Collection entries
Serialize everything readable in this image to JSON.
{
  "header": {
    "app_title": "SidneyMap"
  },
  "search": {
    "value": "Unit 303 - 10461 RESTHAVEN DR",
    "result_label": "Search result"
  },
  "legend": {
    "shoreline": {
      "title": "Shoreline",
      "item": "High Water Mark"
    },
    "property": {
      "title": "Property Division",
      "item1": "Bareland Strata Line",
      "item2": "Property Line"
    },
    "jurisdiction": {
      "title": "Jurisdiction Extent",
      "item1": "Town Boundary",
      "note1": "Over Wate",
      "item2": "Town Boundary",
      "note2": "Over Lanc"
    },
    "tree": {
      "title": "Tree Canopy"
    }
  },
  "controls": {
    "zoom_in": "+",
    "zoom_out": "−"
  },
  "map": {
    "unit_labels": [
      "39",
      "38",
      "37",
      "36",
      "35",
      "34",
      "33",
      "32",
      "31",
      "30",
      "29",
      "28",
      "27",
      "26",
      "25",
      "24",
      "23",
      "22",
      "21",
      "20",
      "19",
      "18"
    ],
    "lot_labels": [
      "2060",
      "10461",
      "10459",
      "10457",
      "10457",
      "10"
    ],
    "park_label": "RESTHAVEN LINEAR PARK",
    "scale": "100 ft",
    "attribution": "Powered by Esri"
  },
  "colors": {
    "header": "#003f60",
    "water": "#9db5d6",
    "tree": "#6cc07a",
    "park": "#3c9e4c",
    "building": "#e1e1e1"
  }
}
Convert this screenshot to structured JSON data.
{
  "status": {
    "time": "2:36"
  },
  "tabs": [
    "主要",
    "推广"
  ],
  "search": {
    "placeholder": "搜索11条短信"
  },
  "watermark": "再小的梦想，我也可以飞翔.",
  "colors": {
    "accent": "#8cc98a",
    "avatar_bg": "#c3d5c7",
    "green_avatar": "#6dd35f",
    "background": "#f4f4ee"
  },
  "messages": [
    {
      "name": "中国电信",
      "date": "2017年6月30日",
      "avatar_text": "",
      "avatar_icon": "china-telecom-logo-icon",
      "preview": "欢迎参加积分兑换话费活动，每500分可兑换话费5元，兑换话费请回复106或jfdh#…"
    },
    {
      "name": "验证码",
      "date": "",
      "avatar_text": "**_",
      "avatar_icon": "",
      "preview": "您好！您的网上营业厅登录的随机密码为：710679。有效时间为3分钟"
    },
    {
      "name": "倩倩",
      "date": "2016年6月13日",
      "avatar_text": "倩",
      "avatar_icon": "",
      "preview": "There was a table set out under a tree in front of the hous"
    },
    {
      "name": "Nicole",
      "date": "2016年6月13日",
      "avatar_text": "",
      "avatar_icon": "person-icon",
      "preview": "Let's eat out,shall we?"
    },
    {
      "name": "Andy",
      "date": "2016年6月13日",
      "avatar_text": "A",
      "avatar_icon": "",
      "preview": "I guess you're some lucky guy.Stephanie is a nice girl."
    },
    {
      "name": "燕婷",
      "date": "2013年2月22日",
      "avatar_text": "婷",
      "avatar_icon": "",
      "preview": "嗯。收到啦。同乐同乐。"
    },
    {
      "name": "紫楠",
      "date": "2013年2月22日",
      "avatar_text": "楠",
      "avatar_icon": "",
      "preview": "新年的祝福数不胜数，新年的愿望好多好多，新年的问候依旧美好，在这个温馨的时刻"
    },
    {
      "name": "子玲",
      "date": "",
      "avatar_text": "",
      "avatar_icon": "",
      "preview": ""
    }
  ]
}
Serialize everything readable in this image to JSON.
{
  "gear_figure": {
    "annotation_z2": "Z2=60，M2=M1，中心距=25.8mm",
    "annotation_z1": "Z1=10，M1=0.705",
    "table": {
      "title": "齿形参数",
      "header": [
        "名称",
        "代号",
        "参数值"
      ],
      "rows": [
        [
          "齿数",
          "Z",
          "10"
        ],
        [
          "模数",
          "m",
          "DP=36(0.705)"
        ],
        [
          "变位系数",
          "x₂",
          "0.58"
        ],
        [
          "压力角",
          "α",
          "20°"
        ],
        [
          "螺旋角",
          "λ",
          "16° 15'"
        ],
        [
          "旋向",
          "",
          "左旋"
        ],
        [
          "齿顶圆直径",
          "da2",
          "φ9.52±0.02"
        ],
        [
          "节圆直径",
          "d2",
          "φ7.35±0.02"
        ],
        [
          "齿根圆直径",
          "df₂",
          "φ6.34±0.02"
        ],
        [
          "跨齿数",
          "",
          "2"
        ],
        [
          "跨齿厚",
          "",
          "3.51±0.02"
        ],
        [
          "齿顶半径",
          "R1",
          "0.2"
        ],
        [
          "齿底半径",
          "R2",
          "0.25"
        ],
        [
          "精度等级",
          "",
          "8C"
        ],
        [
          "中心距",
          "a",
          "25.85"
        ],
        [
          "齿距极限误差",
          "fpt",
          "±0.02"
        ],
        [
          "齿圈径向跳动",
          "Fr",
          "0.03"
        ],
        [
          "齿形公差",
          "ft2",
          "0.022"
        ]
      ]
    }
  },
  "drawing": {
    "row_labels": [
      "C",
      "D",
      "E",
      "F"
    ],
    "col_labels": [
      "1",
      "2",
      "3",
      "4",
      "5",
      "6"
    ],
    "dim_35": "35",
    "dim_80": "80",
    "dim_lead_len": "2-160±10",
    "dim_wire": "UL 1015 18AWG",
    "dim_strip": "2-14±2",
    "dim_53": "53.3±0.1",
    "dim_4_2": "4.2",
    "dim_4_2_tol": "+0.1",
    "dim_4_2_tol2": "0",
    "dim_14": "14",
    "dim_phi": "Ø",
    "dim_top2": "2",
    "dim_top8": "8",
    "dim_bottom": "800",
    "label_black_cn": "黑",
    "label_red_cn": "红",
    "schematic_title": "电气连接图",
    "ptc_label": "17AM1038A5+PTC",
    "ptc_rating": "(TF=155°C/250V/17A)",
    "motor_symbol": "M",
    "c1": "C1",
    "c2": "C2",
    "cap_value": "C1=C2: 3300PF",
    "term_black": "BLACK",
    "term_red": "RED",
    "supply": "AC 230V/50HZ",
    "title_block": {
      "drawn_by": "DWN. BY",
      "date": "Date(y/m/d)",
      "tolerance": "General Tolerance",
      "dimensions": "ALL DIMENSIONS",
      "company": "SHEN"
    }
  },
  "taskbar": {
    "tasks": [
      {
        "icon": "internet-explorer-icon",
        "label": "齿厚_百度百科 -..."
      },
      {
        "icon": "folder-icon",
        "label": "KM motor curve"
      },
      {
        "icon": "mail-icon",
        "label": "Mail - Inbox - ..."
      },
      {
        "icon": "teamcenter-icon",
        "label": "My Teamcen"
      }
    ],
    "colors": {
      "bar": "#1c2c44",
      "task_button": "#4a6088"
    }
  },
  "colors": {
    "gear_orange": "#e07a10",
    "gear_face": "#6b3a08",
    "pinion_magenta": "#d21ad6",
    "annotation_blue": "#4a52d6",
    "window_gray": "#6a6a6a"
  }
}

» Instruction: Copy out each line in the listing that has the word "Town".

» Result for this task:
      "item1": "Town Boundary",
      "item2": "Town Boundary",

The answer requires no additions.